** GOAL **
Locate the line that contains "Convert this screenshot" in the entries below. Retype it and all following lines through the final one, character for character.

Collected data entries
· · · · · · ·
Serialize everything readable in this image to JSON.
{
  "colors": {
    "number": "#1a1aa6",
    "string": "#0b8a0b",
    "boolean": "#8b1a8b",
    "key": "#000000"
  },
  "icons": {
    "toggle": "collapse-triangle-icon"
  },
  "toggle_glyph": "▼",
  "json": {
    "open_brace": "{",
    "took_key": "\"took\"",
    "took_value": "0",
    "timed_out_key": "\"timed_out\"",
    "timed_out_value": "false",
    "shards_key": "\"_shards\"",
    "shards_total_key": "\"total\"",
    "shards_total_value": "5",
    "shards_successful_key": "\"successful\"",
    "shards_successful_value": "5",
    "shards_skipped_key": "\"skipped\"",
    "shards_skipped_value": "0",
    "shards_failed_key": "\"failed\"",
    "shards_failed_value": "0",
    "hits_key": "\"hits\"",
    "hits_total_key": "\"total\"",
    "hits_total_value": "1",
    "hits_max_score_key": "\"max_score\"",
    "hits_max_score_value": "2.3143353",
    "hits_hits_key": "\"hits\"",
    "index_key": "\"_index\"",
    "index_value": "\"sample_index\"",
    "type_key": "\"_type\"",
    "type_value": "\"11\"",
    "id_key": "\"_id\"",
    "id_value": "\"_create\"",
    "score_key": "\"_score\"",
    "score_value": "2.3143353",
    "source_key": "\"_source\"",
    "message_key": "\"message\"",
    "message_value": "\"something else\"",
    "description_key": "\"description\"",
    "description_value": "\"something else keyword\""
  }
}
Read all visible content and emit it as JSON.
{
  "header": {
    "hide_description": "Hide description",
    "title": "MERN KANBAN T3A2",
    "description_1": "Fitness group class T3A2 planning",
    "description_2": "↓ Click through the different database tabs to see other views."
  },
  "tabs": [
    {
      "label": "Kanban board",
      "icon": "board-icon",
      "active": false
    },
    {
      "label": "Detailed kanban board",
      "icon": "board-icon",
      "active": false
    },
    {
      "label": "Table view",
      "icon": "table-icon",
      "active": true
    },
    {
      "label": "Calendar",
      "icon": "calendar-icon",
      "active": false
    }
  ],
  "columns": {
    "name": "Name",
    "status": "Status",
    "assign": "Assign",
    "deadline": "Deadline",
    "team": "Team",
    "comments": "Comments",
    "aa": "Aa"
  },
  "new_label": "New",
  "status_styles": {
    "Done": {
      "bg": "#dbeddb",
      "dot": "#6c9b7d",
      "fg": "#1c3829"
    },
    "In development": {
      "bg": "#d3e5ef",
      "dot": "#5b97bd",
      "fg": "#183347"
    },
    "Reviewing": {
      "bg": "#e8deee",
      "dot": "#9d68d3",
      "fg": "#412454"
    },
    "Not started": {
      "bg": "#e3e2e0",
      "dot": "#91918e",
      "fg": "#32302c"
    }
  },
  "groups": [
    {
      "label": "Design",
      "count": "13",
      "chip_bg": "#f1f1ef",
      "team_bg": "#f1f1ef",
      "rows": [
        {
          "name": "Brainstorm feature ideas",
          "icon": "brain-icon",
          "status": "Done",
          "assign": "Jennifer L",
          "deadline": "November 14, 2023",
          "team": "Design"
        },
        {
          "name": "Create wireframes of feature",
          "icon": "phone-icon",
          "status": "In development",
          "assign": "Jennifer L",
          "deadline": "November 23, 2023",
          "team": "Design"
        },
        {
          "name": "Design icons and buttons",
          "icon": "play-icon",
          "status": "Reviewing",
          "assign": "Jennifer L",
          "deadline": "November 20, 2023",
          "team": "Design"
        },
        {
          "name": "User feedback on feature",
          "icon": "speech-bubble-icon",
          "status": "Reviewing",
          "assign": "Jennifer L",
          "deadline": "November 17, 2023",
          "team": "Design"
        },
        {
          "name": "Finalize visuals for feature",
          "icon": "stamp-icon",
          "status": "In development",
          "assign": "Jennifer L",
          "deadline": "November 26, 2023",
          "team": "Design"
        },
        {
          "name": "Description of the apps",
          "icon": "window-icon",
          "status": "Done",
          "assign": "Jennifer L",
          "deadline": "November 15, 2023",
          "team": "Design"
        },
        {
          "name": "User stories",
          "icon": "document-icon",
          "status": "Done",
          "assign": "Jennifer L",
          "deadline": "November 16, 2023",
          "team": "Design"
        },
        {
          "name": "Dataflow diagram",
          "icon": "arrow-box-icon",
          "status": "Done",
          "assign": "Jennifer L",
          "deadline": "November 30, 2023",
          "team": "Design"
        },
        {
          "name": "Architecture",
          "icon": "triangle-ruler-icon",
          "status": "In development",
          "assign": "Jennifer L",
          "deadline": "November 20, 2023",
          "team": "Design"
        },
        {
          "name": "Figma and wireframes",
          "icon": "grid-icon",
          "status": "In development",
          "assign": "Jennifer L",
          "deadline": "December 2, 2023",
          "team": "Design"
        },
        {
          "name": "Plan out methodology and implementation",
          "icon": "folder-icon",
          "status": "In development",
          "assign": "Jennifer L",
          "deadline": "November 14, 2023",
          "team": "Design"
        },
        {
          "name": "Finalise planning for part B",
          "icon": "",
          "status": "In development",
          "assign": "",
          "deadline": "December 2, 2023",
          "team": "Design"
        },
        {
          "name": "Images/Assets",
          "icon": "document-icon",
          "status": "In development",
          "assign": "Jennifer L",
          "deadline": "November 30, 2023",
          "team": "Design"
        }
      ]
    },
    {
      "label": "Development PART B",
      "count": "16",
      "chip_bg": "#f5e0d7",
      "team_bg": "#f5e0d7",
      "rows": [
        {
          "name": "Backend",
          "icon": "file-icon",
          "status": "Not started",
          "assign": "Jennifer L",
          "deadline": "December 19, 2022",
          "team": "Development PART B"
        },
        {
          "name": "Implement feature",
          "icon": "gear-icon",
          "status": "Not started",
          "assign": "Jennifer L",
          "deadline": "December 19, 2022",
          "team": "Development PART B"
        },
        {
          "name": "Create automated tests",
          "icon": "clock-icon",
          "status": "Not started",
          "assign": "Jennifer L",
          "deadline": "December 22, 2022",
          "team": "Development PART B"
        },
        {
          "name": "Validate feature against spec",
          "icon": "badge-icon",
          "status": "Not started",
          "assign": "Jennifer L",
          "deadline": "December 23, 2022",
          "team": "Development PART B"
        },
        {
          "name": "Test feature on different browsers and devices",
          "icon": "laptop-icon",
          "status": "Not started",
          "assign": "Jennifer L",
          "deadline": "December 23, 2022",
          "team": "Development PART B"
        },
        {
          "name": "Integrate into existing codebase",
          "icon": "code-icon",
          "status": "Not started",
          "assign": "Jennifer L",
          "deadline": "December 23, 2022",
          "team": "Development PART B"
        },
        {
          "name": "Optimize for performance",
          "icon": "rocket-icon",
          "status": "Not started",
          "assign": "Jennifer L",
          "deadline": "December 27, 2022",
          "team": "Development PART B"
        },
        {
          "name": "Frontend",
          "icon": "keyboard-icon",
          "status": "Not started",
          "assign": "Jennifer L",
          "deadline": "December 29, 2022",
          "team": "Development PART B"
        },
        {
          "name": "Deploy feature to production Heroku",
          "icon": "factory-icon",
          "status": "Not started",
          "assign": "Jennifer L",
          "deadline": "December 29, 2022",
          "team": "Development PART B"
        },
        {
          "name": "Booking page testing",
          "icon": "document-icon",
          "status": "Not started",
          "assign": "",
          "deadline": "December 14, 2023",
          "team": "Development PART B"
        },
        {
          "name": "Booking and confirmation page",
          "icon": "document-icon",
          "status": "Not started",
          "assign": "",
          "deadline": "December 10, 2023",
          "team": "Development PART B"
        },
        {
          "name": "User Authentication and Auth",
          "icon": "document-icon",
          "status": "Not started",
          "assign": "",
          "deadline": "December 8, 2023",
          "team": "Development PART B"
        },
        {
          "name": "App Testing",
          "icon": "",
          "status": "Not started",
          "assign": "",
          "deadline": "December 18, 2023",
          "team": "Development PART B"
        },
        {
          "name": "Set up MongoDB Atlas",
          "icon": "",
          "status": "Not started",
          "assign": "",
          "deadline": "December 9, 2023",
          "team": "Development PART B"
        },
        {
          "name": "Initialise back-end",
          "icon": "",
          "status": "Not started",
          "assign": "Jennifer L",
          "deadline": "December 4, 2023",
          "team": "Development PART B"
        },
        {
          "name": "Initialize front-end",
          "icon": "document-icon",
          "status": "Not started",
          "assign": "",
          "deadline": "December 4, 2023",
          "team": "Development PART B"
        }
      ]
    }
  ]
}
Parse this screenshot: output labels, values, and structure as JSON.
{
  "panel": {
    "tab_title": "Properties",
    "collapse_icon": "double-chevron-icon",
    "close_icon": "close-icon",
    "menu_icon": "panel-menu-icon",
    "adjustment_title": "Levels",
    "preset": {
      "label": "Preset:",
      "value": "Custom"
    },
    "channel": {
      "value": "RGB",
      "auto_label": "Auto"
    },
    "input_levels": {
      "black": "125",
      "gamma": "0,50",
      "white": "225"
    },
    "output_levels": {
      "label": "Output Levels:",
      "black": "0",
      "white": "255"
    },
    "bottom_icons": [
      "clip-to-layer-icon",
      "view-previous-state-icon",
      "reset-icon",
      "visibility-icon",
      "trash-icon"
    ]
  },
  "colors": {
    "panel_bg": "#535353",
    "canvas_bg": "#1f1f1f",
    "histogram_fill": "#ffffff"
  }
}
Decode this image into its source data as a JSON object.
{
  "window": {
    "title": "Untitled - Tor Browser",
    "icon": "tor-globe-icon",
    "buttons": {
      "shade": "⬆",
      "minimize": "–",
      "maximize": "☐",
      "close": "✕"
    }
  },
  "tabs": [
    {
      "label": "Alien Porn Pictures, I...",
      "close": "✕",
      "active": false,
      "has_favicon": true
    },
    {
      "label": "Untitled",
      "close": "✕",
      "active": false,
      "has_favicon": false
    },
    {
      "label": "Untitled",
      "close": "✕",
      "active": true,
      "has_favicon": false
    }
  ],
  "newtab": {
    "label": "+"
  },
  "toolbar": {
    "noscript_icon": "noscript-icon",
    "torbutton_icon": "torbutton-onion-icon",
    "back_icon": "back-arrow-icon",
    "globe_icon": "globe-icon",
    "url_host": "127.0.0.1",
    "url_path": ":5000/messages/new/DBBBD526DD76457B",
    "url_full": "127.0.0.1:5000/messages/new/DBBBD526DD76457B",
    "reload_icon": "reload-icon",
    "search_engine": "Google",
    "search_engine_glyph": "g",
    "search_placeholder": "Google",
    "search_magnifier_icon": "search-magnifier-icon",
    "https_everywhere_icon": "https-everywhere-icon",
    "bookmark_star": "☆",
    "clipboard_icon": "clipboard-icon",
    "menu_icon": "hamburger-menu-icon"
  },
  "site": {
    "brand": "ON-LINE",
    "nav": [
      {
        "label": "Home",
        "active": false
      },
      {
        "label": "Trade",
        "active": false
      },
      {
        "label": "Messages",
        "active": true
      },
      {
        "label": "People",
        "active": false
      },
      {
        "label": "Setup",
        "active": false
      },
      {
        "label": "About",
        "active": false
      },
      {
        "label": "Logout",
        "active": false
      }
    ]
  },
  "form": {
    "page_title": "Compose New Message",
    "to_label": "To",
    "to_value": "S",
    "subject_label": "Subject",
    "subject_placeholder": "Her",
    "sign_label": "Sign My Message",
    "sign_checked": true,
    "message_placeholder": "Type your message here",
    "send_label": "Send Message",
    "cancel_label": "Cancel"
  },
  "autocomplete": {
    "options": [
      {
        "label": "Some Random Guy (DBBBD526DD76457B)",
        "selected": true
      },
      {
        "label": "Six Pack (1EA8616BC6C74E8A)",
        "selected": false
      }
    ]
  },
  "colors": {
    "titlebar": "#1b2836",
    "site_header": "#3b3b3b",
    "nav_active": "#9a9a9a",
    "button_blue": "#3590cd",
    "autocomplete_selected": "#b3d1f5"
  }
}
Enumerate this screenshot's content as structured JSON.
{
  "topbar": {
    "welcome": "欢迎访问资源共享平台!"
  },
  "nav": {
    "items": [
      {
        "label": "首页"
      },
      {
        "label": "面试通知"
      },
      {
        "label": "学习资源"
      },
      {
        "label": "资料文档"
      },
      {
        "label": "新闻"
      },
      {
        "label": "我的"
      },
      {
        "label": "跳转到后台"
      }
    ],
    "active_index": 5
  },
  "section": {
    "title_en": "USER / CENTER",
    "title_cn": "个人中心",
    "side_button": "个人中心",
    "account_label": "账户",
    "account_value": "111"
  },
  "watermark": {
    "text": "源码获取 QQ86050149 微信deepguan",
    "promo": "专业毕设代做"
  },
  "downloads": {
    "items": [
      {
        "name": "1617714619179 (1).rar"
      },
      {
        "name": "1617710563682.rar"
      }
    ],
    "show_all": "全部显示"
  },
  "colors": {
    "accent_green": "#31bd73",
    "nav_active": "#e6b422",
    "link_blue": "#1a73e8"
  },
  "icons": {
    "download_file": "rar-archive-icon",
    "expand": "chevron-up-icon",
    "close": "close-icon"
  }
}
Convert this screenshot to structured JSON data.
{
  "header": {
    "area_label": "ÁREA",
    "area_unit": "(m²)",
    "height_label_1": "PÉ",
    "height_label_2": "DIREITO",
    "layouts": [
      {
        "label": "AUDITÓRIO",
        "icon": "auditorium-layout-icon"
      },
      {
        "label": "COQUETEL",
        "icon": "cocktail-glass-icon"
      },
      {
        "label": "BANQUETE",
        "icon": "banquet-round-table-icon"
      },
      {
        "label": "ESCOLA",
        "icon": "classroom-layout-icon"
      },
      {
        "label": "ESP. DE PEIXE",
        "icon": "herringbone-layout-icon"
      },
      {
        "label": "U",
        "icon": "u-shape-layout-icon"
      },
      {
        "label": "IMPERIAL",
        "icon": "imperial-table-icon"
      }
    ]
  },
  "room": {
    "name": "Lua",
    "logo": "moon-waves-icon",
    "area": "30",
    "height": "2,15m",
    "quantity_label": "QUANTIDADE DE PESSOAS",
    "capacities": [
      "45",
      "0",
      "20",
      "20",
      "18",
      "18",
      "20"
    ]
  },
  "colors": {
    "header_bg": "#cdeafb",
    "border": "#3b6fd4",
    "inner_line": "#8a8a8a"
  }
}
· · · · · · ·
** SOLUTION TO THIS EXERCISE **
Convert this screenshot to structured JSON data.
{
  "header": {
    "area_label": "ÁREA",
    "area_unit": "(m²)",
    "height_label_1": "PÉ",
    "height_label_2": "DIREITO",
    "layouts": [
      {
        "label": "AUDITÓRIO",
        "icon": "auditorium-layout-icon"
      },
      {
        "label": "COQUETEL",
        "icon": "cocktail-glass-icon"
      },
      {
        "label": "BANQUETE",
        "icon": "banquet-round-table-icon"
      },
      {
        "label": "ESCOLA",
        "icon": "classroom-layout-icon"
      },
      {
        "label": "ESP. DE PEIXE",
        "icon": "herringbone-layout-icon"
      },
      {
        "label": "U",
        "icon": "u-shape-layout-icon"
      },
      {
        "label": "IMPERIAL",
        "icon": "imperial-table-icon"
      }
    ]
  },
  "room": {
    "name": "Lua",
    "logo": "moon-waves-icon",
    "area": "30",
    "height": "2,15m",
    "quantity_label": "QUANTIDADE DE PESSOAS",
    "capacities": [
      "45",
      "0",
      "20",
      "20",
      "18",
      "18",
      "20"
    ]
  },
  "colors": {
    "header_bg": "#cdeafb",
    "border": "#3b6fd4",
    "inner_line": "#8a8a8a"
  }
}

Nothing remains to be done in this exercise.